• _Task requirements_
1) Duplicate the passage of the article on the government's economic agenda from "In the words" to "machinery to deliver.".
2) Turn the paragraph of the article on the government's economic agenda that begins "Important measures announced or initiated" into a short list of the measures it names.

• _Text passage_

Can the bureaucracy deliver?

Updated 08 Feb 2019


A WEBSITE by the Imran Khan government to inform people on the progress made in its first 100-day agenda lists a number of decisions made and actions initiated to arrest the persistent economic slide, revitalise growth, create jobs and boost exports.

Important measures announced or initiated include reduction in energy prices for the Punjab export industry, formation of a task force for developing a national tariff policy, formulation of provincial labour and industrial policies (by PTI governments in Punjab and Khyber Pakhtunkhwa), overhaul of the Federal Board of Revenue (FBR) by separating tax policy and administration, and constitution of separate councils of economic advisors and business leaders.

A plan to create a wealth fund for turning around loss-making state-owned enterprises is being worked out. The policy board of the Securities and Exchange Commission of Pakistan (SECP) has been reconstituted to create a business-friendly and enabling environment to charm private investments into the manufacturing industry in an attempt to increase exports and substitute imports.

Reforms are ‘underway’ to make energy affordable, eliminate inter-corporate debt in the power sector, recover unpaid electricity bills and reduce system losses (including theft), and shift to renewable energy.

The persistent economic downturn is indeed the most important issue facing the country and the PTI government.

In the words of renowned economist Atif Mian, who was forced to quit the economic advisory council days after its formation, Pakistan’s inability to grow like everyone else around it — China, Bangladesh and India — is killing our children, an issue that Mr Khan himself had raised in his inaugural televised address and pledged to address by reviving the sliding economy.

Many businesspersons and economic analysts this correspondent spoke with are glad that the government is moving in the right direction but have doubts about the ability of the rusty bureaucratic machinery to deliver.

“They (government) have taken several important initiatives like separation of tax policy and administration, abolition of the bureaucratic control over the SECP policy board, revision in energy prices and so on in their first 100-days. But a lot more needs to be done to rebuild the economy and stimulate growth,” noted the CEO of a business council.

(Extracted records)
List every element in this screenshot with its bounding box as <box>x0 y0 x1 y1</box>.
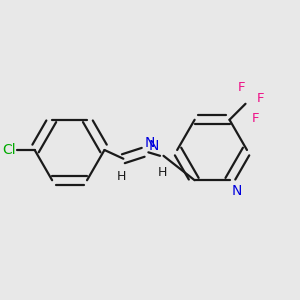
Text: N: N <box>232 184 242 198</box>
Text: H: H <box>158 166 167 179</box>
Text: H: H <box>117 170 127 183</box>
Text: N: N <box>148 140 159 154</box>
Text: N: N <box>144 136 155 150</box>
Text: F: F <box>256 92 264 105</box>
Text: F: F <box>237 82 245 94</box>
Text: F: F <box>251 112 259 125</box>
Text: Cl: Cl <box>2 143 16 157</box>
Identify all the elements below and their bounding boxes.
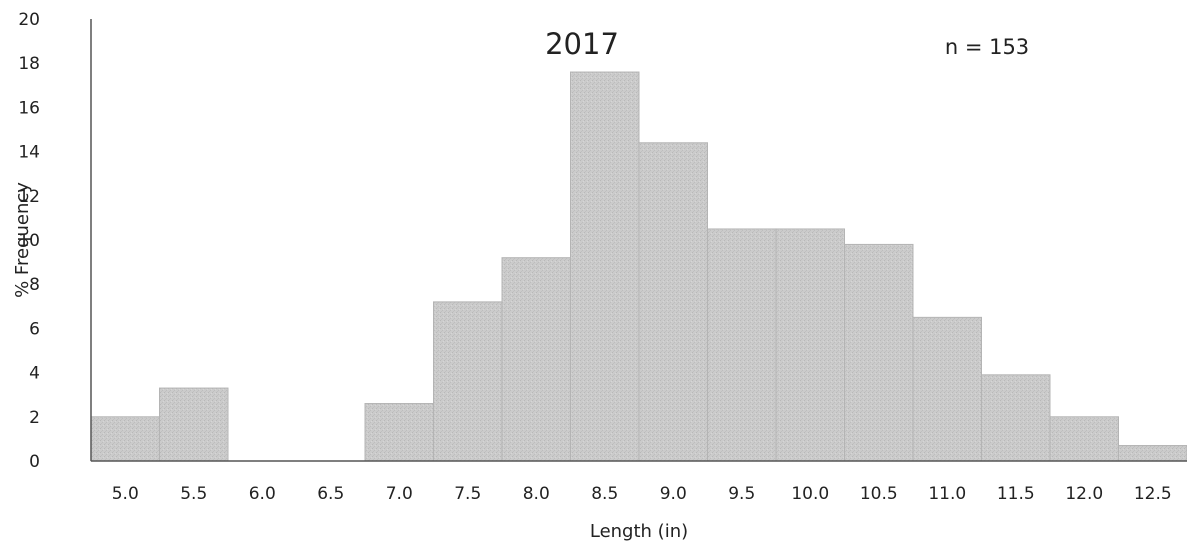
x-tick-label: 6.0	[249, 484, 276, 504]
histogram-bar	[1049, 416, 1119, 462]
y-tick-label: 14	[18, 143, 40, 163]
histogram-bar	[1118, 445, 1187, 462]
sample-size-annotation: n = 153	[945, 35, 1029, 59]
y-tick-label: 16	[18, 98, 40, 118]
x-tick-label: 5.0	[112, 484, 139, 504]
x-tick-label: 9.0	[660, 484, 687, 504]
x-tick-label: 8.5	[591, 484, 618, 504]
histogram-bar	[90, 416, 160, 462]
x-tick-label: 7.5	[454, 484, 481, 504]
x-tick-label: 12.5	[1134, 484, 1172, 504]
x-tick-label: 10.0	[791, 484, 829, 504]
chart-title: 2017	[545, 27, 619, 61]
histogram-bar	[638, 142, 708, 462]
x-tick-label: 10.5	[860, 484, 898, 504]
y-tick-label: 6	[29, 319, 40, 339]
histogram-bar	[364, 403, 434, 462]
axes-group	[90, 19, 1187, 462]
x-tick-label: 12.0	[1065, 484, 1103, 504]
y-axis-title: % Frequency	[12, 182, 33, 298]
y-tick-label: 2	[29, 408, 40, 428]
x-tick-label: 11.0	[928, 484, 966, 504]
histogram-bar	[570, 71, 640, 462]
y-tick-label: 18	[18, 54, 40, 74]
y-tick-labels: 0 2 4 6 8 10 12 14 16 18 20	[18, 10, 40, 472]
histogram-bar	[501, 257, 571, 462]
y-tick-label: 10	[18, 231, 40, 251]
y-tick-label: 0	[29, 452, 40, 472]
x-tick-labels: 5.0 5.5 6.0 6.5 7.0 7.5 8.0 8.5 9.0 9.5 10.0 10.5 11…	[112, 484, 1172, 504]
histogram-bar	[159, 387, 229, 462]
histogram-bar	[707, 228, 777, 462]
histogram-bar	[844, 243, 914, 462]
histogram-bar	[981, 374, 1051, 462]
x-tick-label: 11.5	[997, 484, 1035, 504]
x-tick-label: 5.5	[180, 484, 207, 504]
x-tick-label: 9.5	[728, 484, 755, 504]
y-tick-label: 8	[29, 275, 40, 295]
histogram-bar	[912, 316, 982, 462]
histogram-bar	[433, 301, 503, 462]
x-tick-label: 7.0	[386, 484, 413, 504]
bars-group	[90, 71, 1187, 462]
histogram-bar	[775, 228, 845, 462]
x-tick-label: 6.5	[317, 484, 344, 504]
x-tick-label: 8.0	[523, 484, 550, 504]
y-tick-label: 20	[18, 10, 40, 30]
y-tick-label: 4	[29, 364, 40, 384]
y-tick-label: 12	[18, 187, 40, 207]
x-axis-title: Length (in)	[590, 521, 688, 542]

• _Solutions to the exercise_
1)
In the words of renowned economist Atif Mian, who was forced to quit the economic advisory council days after its formation, Pakistan’s inability to grow like everyone else around it — China, Bangladesh and India — is killing our children, an issue that Mr Khan himself had raised in his inaugural televised address and pledged to address by reviving the sliding economy.

Many businesspersons and economic analysts this correspondent spoke with are glad that the government is moving in the right direction but have doubts about the ability of the rusty bureaucratic machinery to deliver.

2)
- Lower energy prices for the Punjab export industry
- A task force to develop a national tariff policy
- Provincial labour and industrial policies drafted by PTI governments in Punjab and Khyber Pakhtunkhwa
- An overhaul of the Federal Board of Revenue (FBR) that separates tax policy from administration
- Separate councils of economic advisors and business leaders